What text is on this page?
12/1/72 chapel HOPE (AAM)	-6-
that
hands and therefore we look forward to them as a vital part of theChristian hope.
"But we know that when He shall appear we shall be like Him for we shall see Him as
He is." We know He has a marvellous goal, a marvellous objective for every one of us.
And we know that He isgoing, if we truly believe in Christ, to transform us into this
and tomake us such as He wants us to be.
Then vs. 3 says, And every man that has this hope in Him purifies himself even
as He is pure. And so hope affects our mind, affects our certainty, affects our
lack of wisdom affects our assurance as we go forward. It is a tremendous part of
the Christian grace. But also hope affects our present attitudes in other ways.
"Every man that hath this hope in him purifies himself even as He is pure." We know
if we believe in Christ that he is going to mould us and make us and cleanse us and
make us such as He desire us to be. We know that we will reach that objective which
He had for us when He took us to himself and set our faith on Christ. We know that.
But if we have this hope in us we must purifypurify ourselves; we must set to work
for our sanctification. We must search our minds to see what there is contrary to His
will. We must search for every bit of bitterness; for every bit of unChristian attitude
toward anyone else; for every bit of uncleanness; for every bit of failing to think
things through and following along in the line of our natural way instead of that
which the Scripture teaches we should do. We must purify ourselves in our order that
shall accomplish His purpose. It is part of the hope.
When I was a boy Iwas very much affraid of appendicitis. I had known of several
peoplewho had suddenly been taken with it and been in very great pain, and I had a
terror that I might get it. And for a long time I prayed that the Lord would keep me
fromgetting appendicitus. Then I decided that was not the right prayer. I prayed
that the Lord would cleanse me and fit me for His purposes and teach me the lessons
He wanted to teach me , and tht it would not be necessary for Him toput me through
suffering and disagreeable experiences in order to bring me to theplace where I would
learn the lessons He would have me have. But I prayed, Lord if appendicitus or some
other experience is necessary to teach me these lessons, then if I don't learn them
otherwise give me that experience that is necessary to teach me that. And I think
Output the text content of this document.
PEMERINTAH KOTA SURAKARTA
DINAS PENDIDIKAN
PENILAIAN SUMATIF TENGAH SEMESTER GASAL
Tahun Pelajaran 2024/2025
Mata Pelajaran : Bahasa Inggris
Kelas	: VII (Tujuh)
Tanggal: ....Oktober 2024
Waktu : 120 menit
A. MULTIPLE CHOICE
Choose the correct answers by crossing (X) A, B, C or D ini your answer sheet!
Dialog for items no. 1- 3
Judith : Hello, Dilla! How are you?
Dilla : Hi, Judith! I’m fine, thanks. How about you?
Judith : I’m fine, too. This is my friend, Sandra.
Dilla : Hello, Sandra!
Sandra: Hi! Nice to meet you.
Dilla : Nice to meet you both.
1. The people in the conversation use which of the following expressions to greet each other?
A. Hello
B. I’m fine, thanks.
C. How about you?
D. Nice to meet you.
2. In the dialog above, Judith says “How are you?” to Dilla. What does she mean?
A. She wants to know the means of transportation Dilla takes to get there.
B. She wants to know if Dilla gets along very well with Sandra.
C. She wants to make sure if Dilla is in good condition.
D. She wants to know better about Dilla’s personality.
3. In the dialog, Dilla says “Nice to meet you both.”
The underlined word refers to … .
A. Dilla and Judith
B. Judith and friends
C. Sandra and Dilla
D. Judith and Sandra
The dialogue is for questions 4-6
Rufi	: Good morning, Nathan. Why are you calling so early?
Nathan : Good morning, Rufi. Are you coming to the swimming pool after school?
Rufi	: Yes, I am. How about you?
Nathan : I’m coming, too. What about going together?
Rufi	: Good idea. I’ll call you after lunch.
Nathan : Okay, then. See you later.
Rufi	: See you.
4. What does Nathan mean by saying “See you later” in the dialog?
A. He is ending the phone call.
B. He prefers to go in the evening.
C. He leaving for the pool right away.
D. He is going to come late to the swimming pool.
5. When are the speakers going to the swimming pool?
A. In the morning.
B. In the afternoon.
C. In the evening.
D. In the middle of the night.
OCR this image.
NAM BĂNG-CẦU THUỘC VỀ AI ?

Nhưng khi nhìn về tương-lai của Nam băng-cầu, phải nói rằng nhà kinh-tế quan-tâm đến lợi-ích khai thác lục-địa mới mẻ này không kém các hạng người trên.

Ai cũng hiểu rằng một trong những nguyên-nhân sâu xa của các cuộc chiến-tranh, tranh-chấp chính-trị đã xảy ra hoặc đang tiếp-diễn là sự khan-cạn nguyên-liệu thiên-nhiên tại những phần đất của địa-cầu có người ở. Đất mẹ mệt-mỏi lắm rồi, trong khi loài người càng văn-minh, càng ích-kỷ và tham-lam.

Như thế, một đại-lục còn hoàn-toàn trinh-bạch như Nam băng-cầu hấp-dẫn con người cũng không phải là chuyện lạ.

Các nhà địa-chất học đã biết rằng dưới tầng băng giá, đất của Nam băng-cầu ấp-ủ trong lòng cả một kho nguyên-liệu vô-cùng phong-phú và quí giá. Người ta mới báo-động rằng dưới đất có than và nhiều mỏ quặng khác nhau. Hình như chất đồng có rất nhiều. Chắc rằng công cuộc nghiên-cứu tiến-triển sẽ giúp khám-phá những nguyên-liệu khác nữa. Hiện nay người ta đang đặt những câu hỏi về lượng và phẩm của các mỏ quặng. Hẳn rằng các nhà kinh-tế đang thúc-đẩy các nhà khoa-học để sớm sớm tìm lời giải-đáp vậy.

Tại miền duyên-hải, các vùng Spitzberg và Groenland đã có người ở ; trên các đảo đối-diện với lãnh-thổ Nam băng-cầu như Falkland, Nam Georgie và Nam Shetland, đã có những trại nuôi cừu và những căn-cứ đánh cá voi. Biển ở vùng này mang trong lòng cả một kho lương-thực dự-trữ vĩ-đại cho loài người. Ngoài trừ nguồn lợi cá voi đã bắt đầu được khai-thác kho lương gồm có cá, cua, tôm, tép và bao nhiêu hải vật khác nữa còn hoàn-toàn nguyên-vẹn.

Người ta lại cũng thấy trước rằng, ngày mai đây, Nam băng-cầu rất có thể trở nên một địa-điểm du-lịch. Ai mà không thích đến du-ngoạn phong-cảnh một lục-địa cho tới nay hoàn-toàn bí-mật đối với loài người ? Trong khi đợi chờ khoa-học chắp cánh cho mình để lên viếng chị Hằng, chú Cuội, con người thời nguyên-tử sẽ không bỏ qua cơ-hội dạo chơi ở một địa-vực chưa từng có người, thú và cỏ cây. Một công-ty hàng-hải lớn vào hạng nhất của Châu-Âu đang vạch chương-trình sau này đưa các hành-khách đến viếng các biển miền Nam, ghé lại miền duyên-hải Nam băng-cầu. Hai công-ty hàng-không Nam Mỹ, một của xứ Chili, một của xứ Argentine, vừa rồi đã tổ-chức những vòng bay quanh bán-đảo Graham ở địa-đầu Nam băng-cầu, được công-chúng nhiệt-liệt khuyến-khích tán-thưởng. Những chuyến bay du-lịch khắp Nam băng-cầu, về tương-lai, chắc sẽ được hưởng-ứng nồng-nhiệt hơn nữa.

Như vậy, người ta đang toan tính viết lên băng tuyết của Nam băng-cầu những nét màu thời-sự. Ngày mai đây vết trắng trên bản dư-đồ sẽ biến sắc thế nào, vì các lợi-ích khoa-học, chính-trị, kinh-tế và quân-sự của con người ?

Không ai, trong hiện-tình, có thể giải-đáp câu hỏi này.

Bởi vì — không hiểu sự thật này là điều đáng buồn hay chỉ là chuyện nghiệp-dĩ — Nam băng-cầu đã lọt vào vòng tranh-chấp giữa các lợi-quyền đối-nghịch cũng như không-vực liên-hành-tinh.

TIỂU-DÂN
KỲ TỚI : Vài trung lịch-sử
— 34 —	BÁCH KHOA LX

+ + +

Find every line in the records above that holds the word "Judith", and copy each one.

Judith : Hello, Dilla! How are you?
Dilla : Hi, Judith! I’m fine, thanks. How about you?
Judith : I’m fine, too. This is my friend, Sandra.
2. In the dialog above, Judith says “How are you?” to Dilla. What does she mean?
A. Dilla and Judith
B. Judith and friends
D. Judith and Sandra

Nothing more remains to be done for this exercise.